Items listed in a dataset:
• • •
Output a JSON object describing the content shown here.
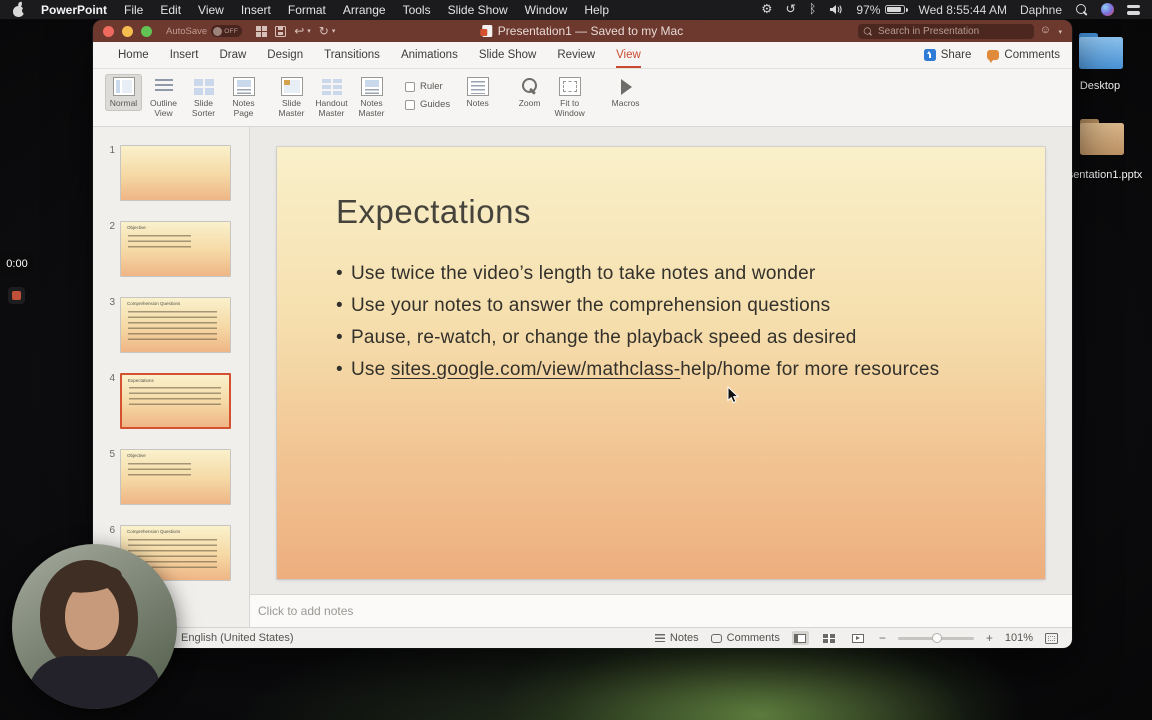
{
  "icons": {
    "gear": "⚙",
    "time_machine": "↺",
    "bluetooth": "ᛒ",
    "smiley": "☺",
    "chevron_down": "▾",
    "undo": "↩",
    "redo": "↻"
  },
  "colors": {
    "accent": "#c84b31",
    "selection_border": "#d4512f",
    "titlebar": "#6d382e"
  },
  "menu_bar": {
    "app_name": "PowerPoint",
    "items": [
      "File",
      "Edit",
      "View",
      "Insert",
      "Format",
      "Arrange",
      "Tools",
      "Slide Show",
      "Window",
      "Help"
    ],
    "battery": "97%",
    "clock": "Wed 8:55:44 AM",
    "user": "Daphne"
  },
  "titlebar": {
    "autosave_label": "AutoSave",
    "autosave_state": "OFF",
    "title": "Presentation1 — Saved to my Mac",
    "search_placeholder": "Search in Presentation"
  },
  "ribbon": {
    "tabs": [
      "Home",
      "Insert",
      "Draw",
      "Design",
      "Transitions",
      "Animations",
      "Slide Show",
      "Review",
      "View"
    ],
    "active_tab": "View",
    "share": "Share",
    "comments": "Comments",
    "buttons": {
      "normal": "Normal",
      "outline_view": "Outline View",
      "slide_sorter": "Slide Sorter",
      "notes_page": "Notes Page",
      "slide_master": "Slide Master",
      "handout_master": "Handout Master",
      "notes_master": "Notes Master",
      "ruler": "Ruler",
      "guides": "Guides",
      "notes": "Notes",
      "zoom": "Zoom",
      "fit_to_window": "Fit to Window",
      "macros": "Macros"
    }
  },
  "thumbnails": [
    {
      "number": "1",
      "title": ""
    },
    {
      "number": "2",
      "title": "Objective"
    },
    {
      "number": "3",
      "title": "Comprehension Questions"
    },
    {
      "number": "4",
      "title": "Expectations"
    },
    {
      "number": "5",
      "title": "Objective"
    },
    {
      "number": "6",
      "title": "Comprehension Questions"
    }
  ],
  "slide": {
    "title": "Expectations",
    "bullets": [
      {
        "pre": "Use twice the video’s length to take notes and wonder",
        "link": "",
        "post": ""
      },
      {
        "pre": "Use your notes to answer the comprehension questions",
        "link": "",
        "post": ""
      },
      {
        "pre": "Pause, re-watch, or change the playback speed as desired",
        "link": "",
        "post": ""
      },
      {
        "pre": "Use ",
        "link": "sites.google.com/view/mathclass-",
        "post": "help/home for more resources"
      }
    ]
  },
  "notes_pane": {
    "placeholder": "Click to add notes"
  },
  "status_bar": {
    "language": "English (United States)",
    "notes": "Notes",
    "comments": "Comments",
    "zoom_out": "−",
    "zoom_in": "+",
    "zoom_level": "101%"
  },
  "desktop": {
    "folder_label": "Desktop",
    "file_label": "sentation1.pptx",
    "timer": "0:00"
  }
}
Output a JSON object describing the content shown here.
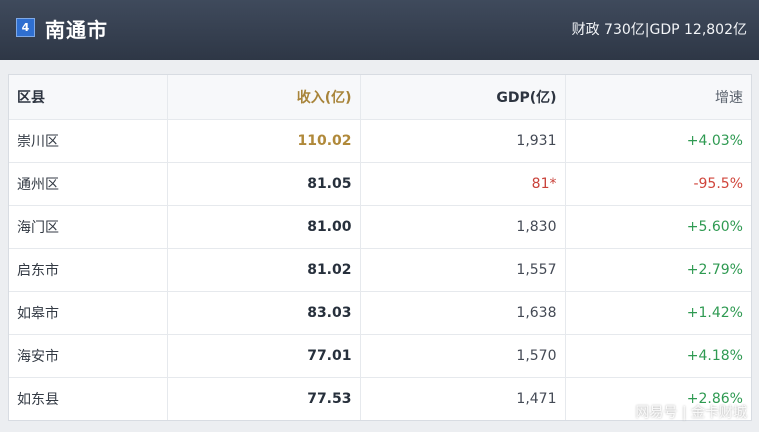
• • •
The data above needs to be retyped exactly, with the images left out.

## OUTPUT BELOW
Output a JSON object describing the content shown here.
{
  "icons": {
    "gear": "⚙",
    "time_machine": "↺",
    "bluetooth": "ᛒ",
    "smiley": "☺",
    "chevron_down": "▾",
    "undo": "↩",
    "redo": "↻"
  },
  "colors": {
    "accent": "#c84b31",
    "selection_border": "#d4512f",
    "titlebar": "#6d382e"
  },
  "menu_bar": {
    "app_name": "PowerPoint",
    "items": [
      "File",
      "Edit",
      "View",
      "Insert",
      "Format",
      "Arrange",
      "Tools",
      "Slide Show",
      "Window",
      "Help"
    ],
    "battery": "97%",
    "clock": "Wed 8:55:44 AM",
    "user": "Daphne"
  },
  "titlebar": {
    "autosave_label": "AutoSave",
    "autosave_state": "OFF",
    "title": "Presentation1 — Saved to my Mac",
    "search_placeholder": "Search in Presentation"
  },
  "ribbon": {
    "tabs": [
      "Home",
      "Insert",
      "Draw",
      "Design",
      "Transitions",
      "Animations",
      "Slide Show",
      "Review",
      "View"
    ],
    "active_tab": "View",
    "share": "Share",
    "comments": "Comments",
    "buttons": {
      "normal": "Normal",
      "outline_view": "Outline View",
      "slide_sorter": "Slide Sorter",
      "notes_page": "Notes Page",
      "slide_master": "Slide Master",
      "handout_master": "Handout Master",
      "notes_master": "Notes Master",
      "ruler": "Ruler",
      "guides": "Guides",
      "notes": "Notes",
      "zoom": "Zoom",
      "fit_to_window": "Fit to Window",
      "macros": "Macros"
    }
  },
  "thumbnails": [
    {
      "number": "1",
      "title": ""
    },
    {
      "number": "2",
      "title": "Objective"
    },
    {
      "number": "3",
      "title": "Comprehension Questions"
    },
    {
      "number": "4",
      "title": "Expectations"
    },
    {
      "number": "5",
      "title": "Objective"
    },
    {
      "number": "6",
      "title": "Comprehension Questions"
    }
  ],
  "slide": {
    "title": "Expectations",
    "bullets": [
      {
        "pre": "Use twice the video’s length to take notes and wonder",
        "link": "",
        "post": ""
      },
      {
        "pre": "Use your notes to answer the comprehension questions",
        "link": "",
        "post": ""
      },
      {
        "pre": "Pause, re-watch, or change the playback speed as desired",
        "link": "",
        "post": ""
      },
      {
        "pre": "Use ",
        "link": "sites.google.com/view/mathclass-",
        "post": "help/home for more resources"
      }
    ]
  },
  "notes_pane": {
    "placeholder": "Click to add notes"
  },
  "status_bar": {
    "language": "English (United States)",
    "notes": "Notes",
    "comments": "Comments",
    "zoom_out": "−",
    "zoom_in": "+",
    "zoom_level": "101%"
  },
  "desktop": {
    "folder_label": "Desktop",
    "file_label": "sentation1.pptx",
    "timer": "0:00"
  }
}
Output a JSON object describing the content shown here.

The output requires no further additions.